Element box listing.
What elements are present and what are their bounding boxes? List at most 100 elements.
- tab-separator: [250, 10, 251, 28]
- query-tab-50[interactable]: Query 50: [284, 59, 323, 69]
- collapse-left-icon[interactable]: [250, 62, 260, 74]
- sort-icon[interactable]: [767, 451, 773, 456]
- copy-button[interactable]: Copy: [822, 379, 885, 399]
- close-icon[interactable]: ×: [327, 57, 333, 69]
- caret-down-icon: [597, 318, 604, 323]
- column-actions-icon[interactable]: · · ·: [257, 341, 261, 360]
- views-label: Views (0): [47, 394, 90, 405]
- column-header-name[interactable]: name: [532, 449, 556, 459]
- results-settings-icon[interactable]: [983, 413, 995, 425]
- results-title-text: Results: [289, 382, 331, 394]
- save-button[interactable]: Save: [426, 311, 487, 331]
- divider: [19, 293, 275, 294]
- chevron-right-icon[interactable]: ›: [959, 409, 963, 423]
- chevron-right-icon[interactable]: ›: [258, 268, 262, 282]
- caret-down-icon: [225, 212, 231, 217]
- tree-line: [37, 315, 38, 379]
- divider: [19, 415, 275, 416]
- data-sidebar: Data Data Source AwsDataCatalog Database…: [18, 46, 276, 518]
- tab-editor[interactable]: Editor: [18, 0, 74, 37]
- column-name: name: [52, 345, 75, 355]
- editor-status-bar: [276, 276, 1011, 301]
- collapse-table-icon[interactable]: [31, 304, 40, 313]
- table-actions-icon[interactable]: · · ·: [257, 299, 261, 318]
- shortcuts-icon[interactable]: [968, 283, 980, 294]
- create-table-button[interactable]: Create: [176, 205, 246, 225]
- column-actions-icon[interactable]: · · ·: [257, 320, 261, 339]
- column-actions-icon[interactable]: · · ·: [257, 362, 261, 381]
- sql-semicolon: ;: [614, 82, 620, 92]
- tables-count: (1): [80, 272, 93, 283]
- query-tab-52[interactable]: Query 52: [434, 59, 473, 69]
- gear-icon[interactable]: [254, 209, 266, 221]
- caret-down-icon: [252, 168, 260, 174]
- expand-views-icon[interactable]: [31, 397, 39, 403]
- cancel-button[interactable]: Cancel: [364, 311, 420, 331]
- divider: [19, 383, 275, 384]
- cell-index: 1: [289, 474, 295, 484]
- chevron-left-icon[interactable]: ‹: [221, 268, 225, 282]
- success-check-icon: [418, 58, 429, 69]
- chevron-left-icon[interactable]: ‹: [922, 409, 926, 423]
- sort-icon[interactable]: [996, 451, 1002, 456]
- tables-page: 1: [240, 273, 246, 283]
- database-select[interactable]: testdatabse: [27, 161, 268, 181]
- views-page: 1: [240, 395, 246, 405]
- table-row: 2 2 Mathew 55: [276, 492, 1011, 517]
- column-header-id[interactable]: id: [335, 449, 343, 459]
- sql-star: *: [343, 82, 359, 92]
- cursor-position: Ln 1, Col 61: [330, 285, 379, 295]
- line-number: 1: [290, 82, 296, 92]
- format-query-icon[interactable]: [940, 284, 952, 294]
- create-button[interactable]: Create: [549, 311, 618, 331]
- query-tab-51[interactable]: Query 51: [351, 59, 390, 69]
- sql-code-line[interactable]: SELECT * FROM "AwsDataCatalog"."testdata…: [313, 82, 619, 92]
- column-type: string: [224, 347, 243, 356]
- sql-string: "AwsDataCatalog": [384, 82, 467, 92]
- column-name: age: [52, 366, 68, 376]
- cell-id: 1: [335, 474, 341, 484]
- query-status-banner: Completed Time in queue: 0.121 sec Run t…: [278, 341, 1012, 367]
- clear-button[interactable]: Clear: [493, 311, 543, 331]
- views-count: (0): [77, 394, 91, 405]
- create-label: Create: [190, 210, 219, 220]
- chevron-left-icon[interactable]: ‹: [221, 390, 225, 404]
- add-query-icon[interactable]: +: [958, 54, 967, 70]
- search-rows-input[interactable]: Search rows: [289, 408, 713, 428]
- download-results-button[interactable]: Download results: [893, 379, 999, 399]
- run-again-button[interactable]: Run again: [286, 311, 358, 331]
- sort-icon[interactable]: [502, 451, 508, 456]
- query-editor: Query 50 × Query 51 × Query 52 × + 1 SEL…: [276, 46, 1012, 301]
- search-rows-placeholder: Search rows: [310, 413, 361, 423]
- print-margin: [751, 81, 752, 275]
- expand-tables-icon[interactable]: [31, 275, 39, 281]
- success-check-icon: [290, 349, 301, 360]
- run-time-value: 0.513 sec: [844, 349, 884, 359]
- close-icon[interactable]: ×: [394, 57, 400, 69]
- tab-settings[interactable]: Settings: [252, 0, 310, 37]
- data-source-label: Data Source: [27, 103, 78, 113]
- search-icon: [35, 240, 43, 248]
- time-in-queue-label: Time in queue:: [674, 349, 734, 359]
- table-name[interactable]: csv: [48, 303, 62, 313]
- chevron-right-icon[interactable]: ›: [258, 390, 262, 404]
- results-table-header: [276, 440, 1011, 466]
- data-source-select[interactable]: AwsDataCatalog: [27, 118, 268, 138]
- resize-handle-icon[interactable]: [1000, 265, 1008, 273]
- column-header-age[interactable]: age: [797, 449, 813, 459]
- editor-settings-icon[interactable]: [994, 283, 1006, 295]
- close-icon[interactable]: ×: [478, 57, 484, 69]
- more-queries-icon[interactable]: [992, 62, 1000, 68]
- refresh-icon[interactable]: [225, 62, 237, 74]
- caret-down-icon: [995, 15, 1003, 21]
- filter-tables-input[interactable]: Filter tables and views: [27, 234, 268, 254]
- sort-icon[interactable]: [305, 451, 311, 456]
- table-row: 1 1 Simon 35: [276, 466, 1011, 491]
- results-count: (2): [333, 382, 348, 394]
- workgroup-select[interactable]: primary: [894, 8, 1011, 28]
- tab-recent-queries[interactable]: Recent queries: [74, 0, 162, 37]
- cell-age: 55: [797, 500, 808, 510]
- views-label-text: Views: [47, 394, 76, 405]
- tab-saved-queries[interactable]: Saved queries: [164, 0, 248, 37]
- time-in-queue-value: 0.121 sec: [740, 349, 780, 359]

PROBLEM DETAILS. Copy every line of the listing exactly as it stands.

FINISHED ANSWER.
What elements are present and what are their bounding boxes? List at most 100 elements.
- tab-separator: [250, 10, 251, 28]
- query-tab-50[interactable]: Query 50: [284, 59, 323, 69]
- collapse-left-icon[interactable]: [250, 62, 260, 74]
- sort-icon[interactable]: [767, 451, 773, 456]
- copy-button[interactable]: Copy: [822, 379, 885, 399]
- close-icon[interactable]: ×: [327, 57, 333, 69]
- caret-down-icon: [597, 318, 604, 323]
- column-actions-icon[interactable]: · · ·: [257, 341, 261, 360]
- views-label: Views (0): [47, 394, 90, 405]
- column-header-name[interactable]: name: [532, 449, 556, 459]
- results-settings-icon[interactable]: [983, 413, 995, 425]
- results-title-text: Results: [289, 382, 331, 394]
- save-button[interactable]: Save: [426, 311, 487, 331]
- divider: [19, 293, 275, 294]
- chevron-right-icon[interactable]: ›: [959, 409, 963, 423]
- chevron-right-icon[interactable]: ›: [258, 268, 262, 282]
- caret-down-icon: [225, 212, 231, 217]
- tree-line: [37, 315, 38, 379]
- divider: [19, 415, 275, 416]
- data-sidebar: Data Data Source AwsDataCatalog Database…: [18, 46, 276, 518]
- tab-editor[interactable]: Editor: [18, 0, 74, 37]
- column-name: name: [52, 345, 75, 355]
- editor-status-bar: [276, 276, 1011, 301]
- collapse-table-icon[interactable]: [31, 304, 40, 313]
- table-actions-icon[interactable]: · · ·: [257, 299, 261, 318]
- shortcuts-icon[interactable]: [968, 283, 980, 294]
- create-table-button[interactable]: Create: [176, 205, 246, 225]
- column-actions-icon[interactable]: · · ·: [257, 320, 261, 339]
- column-actions-icon[interactable]: · · ·: [257, 362, 261, 381]
- sql-semicolon: ;: [614, 82, 620, 92]
- tables-count: (1): [80, 272, 93, 283]
- query-tab-52[interactable]: Query 52: [434, 59, 473, 69]
- gear-icon[interactable]: [254, 209, 266, 221]
- caret-down-icon: [252, 168, 260, 174]
- expand-views-icon[interactable]: [31, 397, 39, 403]
- cancel-button[interactable]: Cancel: [364, 311, 420, 331]
- divider: [19, 383, 275, 384]
- cell-index: 1: [289, 474, 295, 484]
- chevron-left-icon[interactable]: ‹: [221, 268, 225, 282]
- success-check-icon: [418, 58, 429, 69]
- chevron-left-icon[interactable]: ‹: [922, 409, 926, 423]
- sort-icon[interactable]: [996, 451, 1002, 456]
- tables-page: 1: [240, 273, 246, 283]
- database-select[interactable]: testdatabse: [27, 161, 268, 181]
- views-page: 1: [240, 395, 246, 405]
- table-row: 2 2 Mathew 55: [276, 492, 1011, 517]
- column-header-id[interactable]: id: [335, 449, 343, 459]
- sql-star: *: [343, 82, 359, 92]
- cursor-position: Ln 1, Col 61: [330, 285, 379, 295]
- line-number: 1: [290, 82, 296, 92]
- format-query-icon[interactable]: [940, 284, 952, 294]
- create-button[interactable]: Create: [549, 311, 618, 331]
- query-tab-51[interactable]: Query 51: [351, 59, 390, 69]
- sql-code-line[interactable]: SELECT * FROM "AwsDataCatalog"."testdata…: [313, 82, 619, 92]
- column-type: string: [224, 347, 243, 356]
- sql-string: "AwsDataCatalog": [384, 82, 467, 92]
- column-name: age: [52, 366, 68, 376]
- cell-id: 1: [335, 474, 341, 484]
- query-status-banner: Completed Time in queue: 0.121 sec Run t…: [278, 341, 1012, 367]
- clear-button[interactable]: Clear: [493, 311, 543, 331]
- views-count: (0): [77, 394, 91, 405]
- create-label: Create: [190, 210, 219, 220]
- chevron-left-icon[interactable]: ‹: [221, 390, 225, 404]
- add-query-icon[interactable]: +: [958, 54, 967, 70]
- search-rows-input[interactable]: Search rows: [289, 408, 713, 428]
- download-results-button[interactable]: Download results: [893, 379, 999, 399]
- run-again-button[interactable]: Run again: [286, 311, 358, 331]
- sort-icon[interactable]: [502, 451, 508, 456]
- query-editor: Query 50 × Query 51 × Query 52 × + 1 SEL…: [276, 46, 1012, 301]
- search-rows-placeholder: Search rows: [310, 413, 361, 423]
- print-margin: [751, 81, 752, 275]
- expand-tables-icon[interactable]: [31, 275, 39, 281]
- success-check-icon: [290, 349, 301, 360]
- run-time-value: 0.513 sec: [844, 349, 884, 359]
- close-icon[interactable]: ×: [394, 57, 400, 69]
- tab-settings[interactable]: Settings: [252, 0, 310, 37]
- data-source-label: Data Source: [27, 103, 78, 113]
- search-icon: [35, 240, 43, 248]
- time-in-queue-label: Time in queue:: [674, 349, 734, 359]
- table-name[interactable]: csv: [48, 303, 62, 313]
- chevron-right-icon[interactable]: ›: [258, 390, 262, 404]
- results-table-header: [276, 440, 1011, 466]
- data-source-select[interactable]: AwsDataCatalog: [27, 118, 268, 138]
- resize-handle-icon[interactable]: [1000, 265, 1008, 273]
- column-header-age[interactable]: age: [797, 449, 813, 459]
- editor-settings-icon[interactable]: [994, 283, 1006, 295]
- close-icon[interactable]: ×: [478, 57, 484, 69]
- more-queries-icon[interactable]: [992, 62, 1000, 68]
- refresh-icon[interactable]: [225, 62, 237, 74]
- caret-down-icon: [995, 15, 1003, 21]
- filter-tables-input[interactable]: Filter tables and views: [27, 234, 268, 254]
- sort-icon[interactable]: [305, 451, 311, 456]
- table-row: 1 1 Simon 35: [276, 466, 1011, 491]
- results-count: (2): [333, 382, 348, 394]
- workgroup-select[interactable]: primary: [894, 8, 1011, 28]
- tab-recent-queries[interactable]: Recent queries: [74, 0, 162, 37]
- cell-age: 55: [797, 500, 808, 510]
- views-label-text: Views: [47, 394, 76, 405]
- tab-saved-queries[interactable]: Saved queries: [164, 0, 248, 37]
- time-in-queue-value: 0.121 sec: [740, 349, 780, 359]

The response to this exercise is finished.